■ DO THIS: Copy out each line of the material below with no changes.

(Figure record listings)
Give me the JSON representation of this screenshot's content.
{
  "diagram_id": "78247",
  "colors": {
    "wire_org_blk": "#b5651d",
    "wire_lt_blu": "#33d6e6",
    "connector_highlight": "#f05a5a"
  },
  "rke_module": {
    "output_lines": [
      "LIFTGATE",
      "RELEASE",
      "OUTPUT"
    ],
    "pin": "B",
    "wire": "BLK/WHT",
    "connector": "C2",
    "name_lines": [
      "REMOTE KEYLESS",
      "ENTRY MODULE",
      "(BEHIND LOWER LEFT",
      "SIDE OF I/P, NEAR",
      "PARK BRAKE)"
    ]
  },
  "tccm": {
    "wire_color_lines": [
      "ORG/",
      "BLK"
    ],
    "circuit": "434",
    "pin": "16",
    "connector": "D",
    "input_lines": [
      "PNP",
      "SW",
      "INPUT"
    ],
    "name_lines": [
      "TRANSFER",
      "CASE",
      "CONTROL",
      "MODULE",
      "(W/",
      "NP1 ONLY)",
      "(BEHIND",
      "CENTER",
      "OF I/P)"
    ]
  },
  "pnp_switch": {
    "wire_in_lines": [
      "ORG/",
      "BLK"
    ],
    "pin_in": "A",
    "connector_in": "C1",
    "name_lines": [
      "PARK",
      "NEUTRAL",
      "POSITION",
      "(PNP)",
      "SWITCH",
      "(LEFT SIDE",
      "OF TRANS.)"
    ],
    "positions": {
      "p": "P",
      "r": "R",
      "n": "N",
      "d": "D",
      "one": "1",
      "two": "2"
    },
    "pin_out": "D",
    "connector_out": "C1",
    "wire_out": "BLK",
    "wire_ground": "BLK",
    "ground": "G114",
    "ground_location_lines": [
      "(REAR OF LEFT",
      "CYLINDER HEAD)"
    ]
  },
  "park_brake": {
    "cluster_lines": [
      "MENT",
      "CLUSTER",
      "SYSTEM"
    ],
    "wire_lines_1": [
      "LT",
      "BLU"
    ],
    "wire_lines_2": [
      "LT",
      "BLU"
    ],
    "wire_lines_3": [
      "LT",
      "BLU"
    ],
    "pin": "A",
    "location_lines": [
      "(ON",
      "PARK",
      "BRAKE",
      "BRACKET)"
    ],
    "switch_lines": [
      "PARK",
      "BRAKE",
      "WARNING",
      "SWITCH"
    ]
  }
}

■ THE COMPLETED TASK:
Give me the JSON representation of this screenshot's content.
{
  "diagram_id": "78247",
  "colors": {
    "wire_org_blk": "#b5651d",
    "wire_lt_blu": "#33d6e6",
    "connector_highlight": "#f05a5a"
  },
  "rke_module": {
    "output_lines": [
      "LIFTGATE",
      "RELEASE",
      "OUTPUT"
    ],
    "pin": "B",
    "wire": "BLK/WHT",
    "connector": "C2",
    "name_lines": [
      "REMOTE KEYLESS",
      "ENTRY MODULE",
      "(BEHIND LOWER LEFT",
      "SIDE OF I/P, NEAR",
      "PARK BRAKE)"
    ]
  },
  "tccm": {
    "wire_color_lines": [
      "ORG/",
      "BLK"
    ],
    "circuit": "434",
    "pin": "16",
    "connector": "D",
    "input_lines": [
      "PNP",
      "SW",
      "INPUT"
    ],
    "name_lines": [
      "TRANSFER",
      "CASE",
      "CONTROL",
      "MODULE",
      "(W/",
      "NP1 ONLY)",
      "(BEHIND",
      "CENTER",
      "OF I/P)"
    ]
  },
  "pnp_switch": {
    "wire_in_lines": [
      "ORG/",
      "BLK"
    ],
    "pin_in": "A",
    "connector_in": "C1",
    "name_lines": [
      "PARK",
      "NEUTRAL",
      "POSITION",
      "(PNP)",
      "SWITCH",
      "(LEFT SIDE",
      "OF TRANS.)"
    ],
    "positions": {
      "p": "P",
      "r": "R",
      "n": "N",
      "d": "D",
      "one": "1",
      "two": "2"
    },
    "pin_out": "D",
    "connector_out": "C1",
    "wire_out": "BLK",
    "wire_ground": "BLK",
    "ground": "G114",
    "ground_location_lines": [
      "(REAR OF LEFT",
      "CYLINDER HEAD)"
    ]
  },
  "park_brake": {
    "cluster_lines": [
      "MENT",
      "CLUSTER",
      "SYSTEM"
    ],
    "wire_lines_1": [
      "LT",
      "BLU"
    ],
    "wire_lines_2": [
      "LT",
      "BLU"
    ],
    "wire_lines_3": [
      "LT",
      "BLU"
    ],
    "pin": "A",
    "location_lines": [
      "(ON",
      "PARK",
      "BRAKE",
      "BRACKET)"
    ],
    "switch_lines": [
      "PARK",
      "BRAKE",
      "WARNING",
      "SWITCH"
    ]
  }
}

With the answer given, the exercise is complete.